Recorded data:
++++++++++

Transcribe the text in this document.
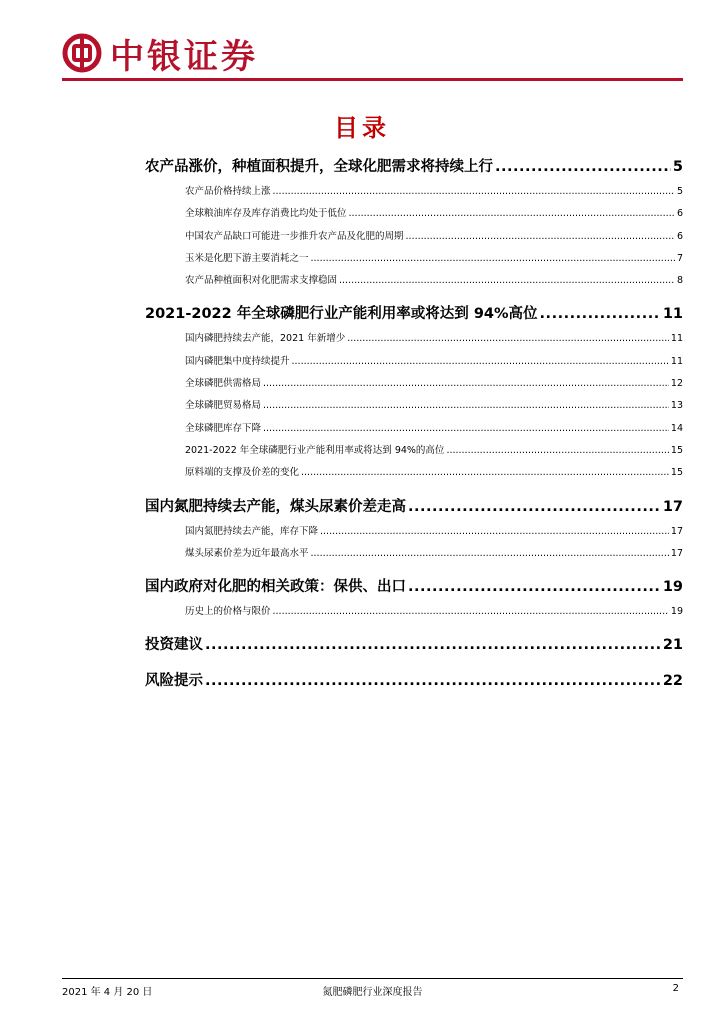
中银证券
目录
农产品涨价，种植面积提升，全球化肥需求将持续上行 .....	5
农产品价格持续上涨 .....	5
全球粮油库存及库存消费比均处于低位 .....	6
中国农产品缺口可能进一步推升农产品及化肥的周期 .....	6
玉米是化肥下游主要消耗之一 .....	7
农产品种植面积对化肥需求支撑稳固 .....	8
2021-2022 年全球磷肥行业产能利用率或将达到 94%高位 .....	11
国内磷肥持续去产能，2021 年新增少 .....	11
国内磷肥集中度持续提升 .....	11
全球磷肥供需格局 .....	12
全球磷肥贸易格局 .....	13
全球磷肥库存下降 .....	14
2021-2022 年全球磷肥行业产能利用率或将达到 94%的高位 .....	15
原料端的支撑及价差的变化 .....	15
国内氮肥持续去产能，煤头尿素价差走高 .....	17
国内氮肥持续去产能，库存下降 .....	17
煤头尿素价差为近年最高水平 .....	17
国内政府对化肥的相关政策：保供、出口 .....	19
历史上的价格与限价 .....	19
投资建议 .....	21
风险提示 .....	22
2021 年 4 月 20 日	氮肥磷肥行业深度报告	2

++++++++++

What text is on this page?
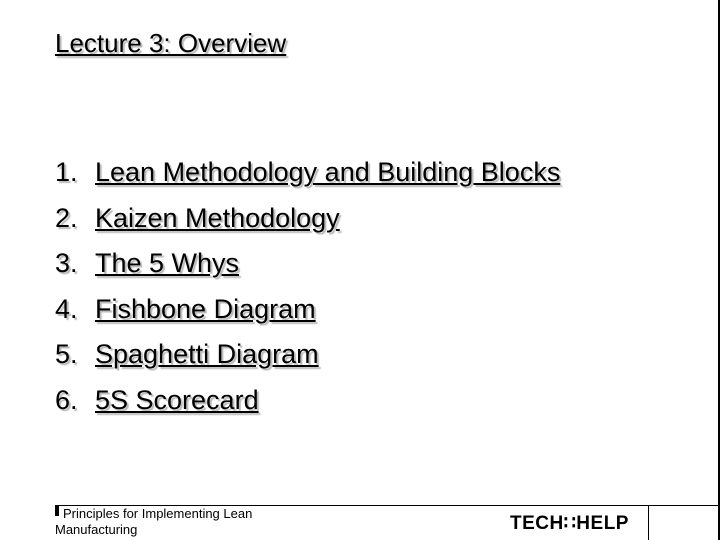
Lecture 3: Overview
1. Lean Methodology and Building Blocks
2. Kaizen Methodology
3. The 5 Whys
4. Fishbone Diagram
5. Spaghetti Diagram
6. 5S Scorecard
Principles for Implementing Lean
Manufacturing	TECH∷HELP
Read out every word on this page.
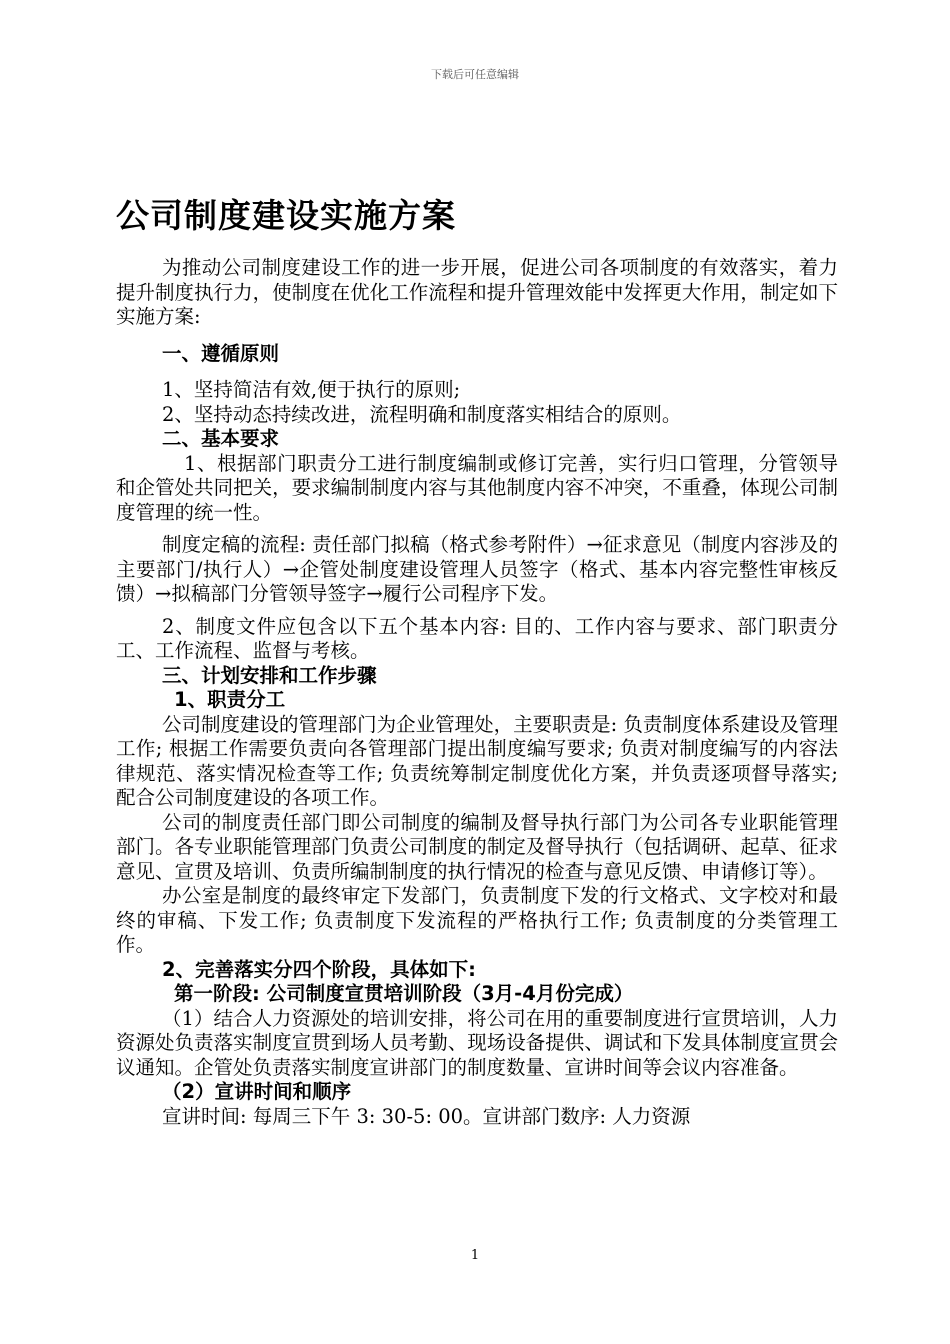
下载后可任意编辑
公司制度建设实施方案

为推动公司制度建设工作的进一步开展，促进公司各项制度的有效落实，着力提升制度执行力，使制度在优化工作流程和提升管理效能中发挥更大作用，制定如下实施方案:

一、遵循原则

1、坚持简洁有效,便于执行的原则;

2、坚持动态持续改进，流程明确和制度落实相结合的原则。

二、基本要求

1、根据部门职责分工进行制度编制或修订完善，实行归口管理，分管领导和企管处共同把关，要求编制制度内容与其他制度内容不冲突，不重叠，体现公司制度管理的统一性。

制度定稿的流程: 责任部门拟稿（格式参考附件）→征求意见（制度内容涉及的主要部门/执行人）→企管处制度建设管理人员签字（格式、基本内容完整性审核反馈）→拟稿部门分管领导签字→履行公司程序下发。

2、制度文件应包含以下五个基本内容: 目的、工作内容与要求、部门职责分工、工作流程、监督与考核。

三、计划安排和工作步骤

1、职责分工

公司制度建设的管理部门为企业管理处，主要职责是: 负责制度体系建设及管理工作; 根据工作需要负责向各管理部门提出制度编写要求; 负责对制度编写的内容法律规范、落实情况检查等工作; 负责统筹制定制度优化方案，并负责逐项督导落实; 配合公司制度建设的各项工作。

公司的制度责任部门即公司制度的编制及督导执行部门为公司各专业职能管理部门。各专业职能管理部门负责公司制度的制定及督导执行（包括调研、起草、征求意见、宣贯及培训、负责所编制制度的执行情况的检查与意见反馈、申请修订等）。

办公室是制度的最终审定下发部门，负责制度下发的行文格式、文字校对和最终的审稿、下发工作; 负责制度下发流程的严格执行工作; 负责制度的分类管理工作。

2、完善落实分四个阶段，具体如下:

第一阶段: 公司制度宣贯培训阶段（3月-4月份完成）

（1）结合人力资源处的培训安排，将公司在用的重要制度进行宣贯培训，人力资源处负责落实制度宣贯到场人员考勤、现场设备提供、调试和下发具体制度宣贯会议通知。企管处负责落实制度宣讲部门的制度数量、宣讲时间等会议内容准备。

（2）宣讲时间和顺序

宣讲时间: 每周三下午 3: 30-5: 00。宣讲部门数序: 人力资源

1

++++++++++

**EXERCISE GOAL:**
Return every line containing "Lean".

**REPLY TO THE EXERCISE:**
1. Lean Methodology and Building Blocks
Principles for Implementing Lean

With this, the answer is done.